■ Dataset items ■
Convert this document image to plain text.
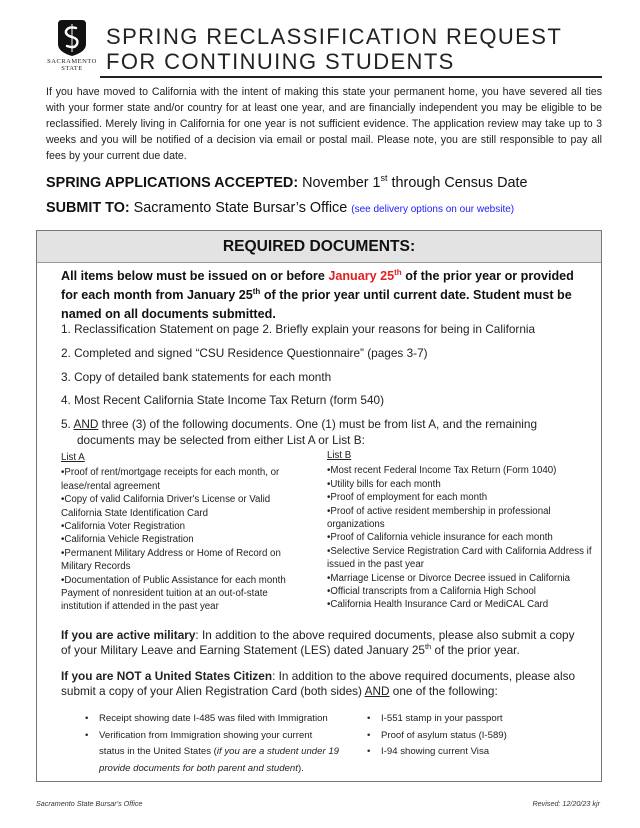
SACRAMENTO
STATE
SPRING RECLASSIFICATION REQUEST
FOR CONTINUING STUDENTS

If you have moved to California with the intent of making this state your permanent home, you have severed all ties with your former state and/or country for at least one year, and are financially independent you may be eligible to be reclassified. Merely living in California for one year is not sufficient evidence. The application review may take up to 3 weeks and you will be notified of a decision via email or postal mail. Please note, you are still responsible to pay all fees by your current due date.

SPRING APPLICATIONS ACCEPTED: November 1st through Census Date
SUBMIT TO: Sacramento State Bursar’s Office (see delivery options on our website)
REQUIRED DOCUMENTS:
All items below must be issued on or before January 25th of the prior year or provided for each month from January 25th of the prior year until current date. Student must be named on all documents submitted.
1. Reclassification Statement on page 2. Briefly explain your reasons for being in California
2. Completed and signed “CSU Residence Questionnaire” (pages 3-7)
3. Copy of detailed bank statements for each month
4. Most Recent California State Income Tax Return (form 540)
5. AND three (3) of the following documents. One (1) must be from list A, and the remaining
documents may be selected from either List A or List B:
List A
•Proof of rent/mortgage receipts for each month, or lease/rental agreement
•Copy of valid California Driver's License or Valid California State Identification Card
•California Voter Registration
•California Vehicle Registration
•Permanent Military Address or Home of Record on Military Records
•Documentation of Public Assistance for each month Payment of nonresident tuition at an out-of-state institution if attended in the past year
List B
•Most recent Federal Income Tax Return (Form 1040)
•Utility bills for each month
•Proof of employment for each month
•Proof of active resident membership in professional organizations
•Proof of California vehicle insurance for each month
•Selective Service Registration Card with California Address if issued in the past year
•Marriage License or Divorce Decree issued in California
•Official transcripts from a California High School
•California Health Insurance Card or MediCAL Card
If you are active military: In addition to the above required documents, please also submit a copy of your Military Leave and Earning Statement (LES) dated January 25th of the prior year.
If you are NOT a United States Citizen: In addition to the above required documents, please also submit a copy of your Alien Registration Card (both sides) AND one of the following:
• Receipt showing date I-485 was filed with Immigration
• Verification from Immigration showing your current
status in the United States (if you are a student under 19 provide documents for both parent and student).
• I-551 stamp in your passport
• Proof of asylum status (I-589)
• I-94 showing current Visa
Sacramento State Bursar's Office	Revised: 12/20/23 kjr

■ Written request ■
Transcribe the entries above verbatim, omitting their pictures.

■ In response ■
Convert this document image to plain text.
SACRAMENTO
STATE
SPRING RECLASSIFICATION REQUEST
FOR CONTINUING STUDENTS

If you have moved to California with the intent of making this state your permanent home, you have severed all ties with your former state and/or country for at least one year, and are financially independent you may be eligible to be reclassified. Merely living in California for one year is not sufficient evidence. The application review may take up to 3 weeks and you will be notified of a decision via email or postal mail. Please note, you are still responsible to pay all fees by your current due date.

SPRING APPLICATIONS ACCEPTED: November 1st through Census Date
SUBMIT TO: Sacramento State Bursar’s Office (see delivery options on our website)
REQUIRED DOCUMENTS:
All items below must be issued on or before January 25th of the prior year or provided for each month from January 25th of the prior year until current date. Student must be named on all documents submitted.
1. Reclassification Statement on page 2. Briefly explain your reasons for being in California
2. Completed and signed “CSU Residence Questionnaire” (pages 3-7)
3. Copy of detailed bank statements for each month
4. Most Recent California State Income Tax Return (form 540)
5. AND three (3) of the following documents. One (1) must be from list A, and the remaining
documents may be selected from either List A or List B:
List A
•Proof of rent/mortgage receipts for each month, or lease/rental agreement
•Copy of valid California Driver's License or Valid California State Identification Card
•California Voter Registration
•California Vehicle Registration
•Permanent Military Address or Home of Record on Military Records
•Documentation of Public Assistance for each month Payment of nonresident tuition at an out-of-state institution if attended in the past year
List B
•Most recent Federal Income Tax Return (Form 1040)
•Utility bills for each month
•Proof of employment for each month
•Proof of active resident membership in professional organizations
•Proof of California vehicle insurance for each month
•Selective Service Registration Card with California Address if issued in the past year
•Marriage License or Divorce Decree issued in California
•Official transcripts from a California High School
•California Health Insurance Card or MediCAL Card
If you are active military: In addition to the above required documents, please also submit a copy of your Military Leave and Earning Statement (LES) dated January 25th of the prior year.
If you are NOT a United States Citizen: In addition to the above required documents, please also submit a copy of your Alien Registration Card (both sides) AND one of the following:
• Receipt showing date I-485 was filed with Immigration
• Verification from Immigration showing your current
status in the United States (if you are a student under 19 provide documents for both parent and student).
• I-551 stamp in your passport
• Proof of asylum status (I-589)
• I-94 showing current Visa
Sacramento State Bursar's Office	Revised: 12/20/23 kjr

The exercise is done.